THE PROBLEM - Reproduce the GPT-5.5 prompting guide word for word, everything from "The patterns here" down to "OpenAI skills repository.".

EXCERPTED PASSAGE -
[Start of Attachment]
GPT-5.5 prompting guide

GPT-5.5 works best when prompts define the outcome and leave room for the model to choose an efficient solution path. Compared with earlier models, you can often use shorter, more outcome-oriented prompts: describe what good looks like, what constraints matter, what evidence is available, and what the final answer should contain.

Avoid carrying over every instruction from an older prompt stack. Legacy prompts often over-specify the process because earlier models needed more help staying on track. With GPT-5.5, that can add noise, narrow the model’s search space, or lead to overly mechanical answers.

For more detail on GPT-5.5 behavior changes, start with the Using GPT-5.5 guide. This guide focuses on prompt changes that follow from those behavior changes.

The patterns here are starting points. Adapt them to your product surface, tools, evals, and user experience goals.

Automated migration with Codex

Codex can implement the changes from this guide with the OpenAI Docs Skill.

$openai-docs migrate this project to gpt-5.5

To use this skill in other coding agents, download it from the OpenAI skills repository.

Personality and behavior

GPT-5.5’s default style is efficient, direct, and task-oriented. This is useful for production systems: responses stay focused, behavior is easier to steer, and the model avoids unnecessary conversational padding.

For customer-facing assistants, support workflows, coaching experiences, and other conversational products, define both personality and collaboration style.

  • Personality controls how the assistant sounds: tone, warmth, directness, formality, humor, empathy, and level of polish.
  • Collaboration style controls how the assistant works: when it asks questions, when it makes assumptions, how proactive it should be, how much context it gives, when it checks work, and how it handles uncertainty or risk.

Keep both short. Personality instructions should shape the user experience. Collaboration instructions should shape task behavior. Neither should replace clear goals, success criteria, tool rules, or stopping conditions.

Example personality block for a steady task-focused assistant:

# Personality
You are a capable collaborator: approachable, steady, and direct. Assume the user is competent and acting in good faith, and respond with patience, respect, and practical helpfulness.

Prefer making progress over stopping for clarification when the request is already clear enough to attempt. Use context and reasonable assumptions to move forward. Ask for clarification only when the missing information would materially change the answer or create meaningful risk, and keep any question narrow.
[End of Attachment]
INFORMATION SUPPLIED -
[Start of Attachment]
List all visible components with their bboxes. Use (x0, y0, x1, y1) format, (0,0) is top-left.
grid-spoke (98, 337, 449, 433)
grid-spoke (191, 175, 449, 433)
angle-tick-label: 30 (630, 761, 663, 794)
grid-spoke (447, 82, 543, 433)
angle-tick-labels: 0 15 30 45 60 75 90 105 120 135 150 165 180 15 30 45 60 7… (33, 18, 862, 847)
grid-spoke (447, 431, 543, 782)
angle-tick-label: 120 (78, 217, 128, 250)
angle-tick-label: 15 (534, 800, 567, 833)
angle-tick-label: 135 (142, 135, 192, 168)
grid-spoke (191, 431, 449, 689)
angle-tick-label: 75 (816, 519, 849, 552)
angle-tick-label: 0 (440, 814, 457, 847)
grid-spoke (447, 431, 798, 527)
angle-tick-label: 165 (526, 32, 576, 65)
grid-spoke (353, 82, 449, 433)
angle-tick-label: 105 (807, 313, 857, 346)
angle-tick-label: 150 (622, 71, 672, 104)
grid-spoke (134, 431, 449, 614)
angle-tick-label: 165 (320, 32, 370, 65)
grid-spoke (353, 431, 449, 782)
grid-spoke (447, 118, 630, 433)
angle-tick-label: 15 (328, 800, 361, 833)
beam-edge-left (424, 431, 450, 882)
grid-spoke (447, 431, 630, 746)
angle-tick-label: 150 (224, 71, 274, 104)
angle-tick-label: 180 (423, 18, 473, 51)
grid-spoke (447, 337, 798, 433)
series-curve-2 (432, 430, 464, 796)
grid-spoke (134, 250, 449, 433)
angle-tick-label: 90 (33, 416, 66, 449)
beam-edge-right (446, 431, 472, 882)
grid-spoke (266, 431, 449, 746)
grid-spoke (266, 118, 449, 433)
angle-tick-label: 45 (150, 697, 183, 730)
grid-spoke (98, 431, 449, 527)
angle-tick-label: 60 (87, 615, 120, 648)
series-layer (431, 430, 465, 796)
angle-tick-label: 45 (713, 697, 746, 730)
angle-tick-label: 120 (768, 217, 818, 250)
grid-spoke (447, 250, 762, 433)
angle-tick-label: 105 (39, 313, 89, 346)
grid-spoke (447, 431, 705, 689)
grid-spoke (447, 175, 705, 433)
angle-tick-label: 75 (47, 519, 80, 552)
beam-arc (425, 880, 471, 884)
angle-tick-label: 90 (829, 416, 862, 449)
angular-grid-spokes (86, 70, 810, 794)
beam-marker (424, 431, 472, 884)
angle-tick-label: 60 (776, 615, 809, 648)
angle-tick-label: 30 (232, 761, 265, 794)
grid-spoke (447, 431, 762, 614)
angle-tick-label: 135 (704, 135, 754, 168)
[End of Attachment]
TASK RESULT -
The patterns here are starting points. Adapt them to your product surface, tools, evals, and user experience goals.

Automated migration with Codex

Codex can implement the changes from this guide with the OpenAI Docs Skill.

$openai-docs migrate this project to gpt-5.5

To use this skill in other coding agents, download it from the OpenAI skills repository.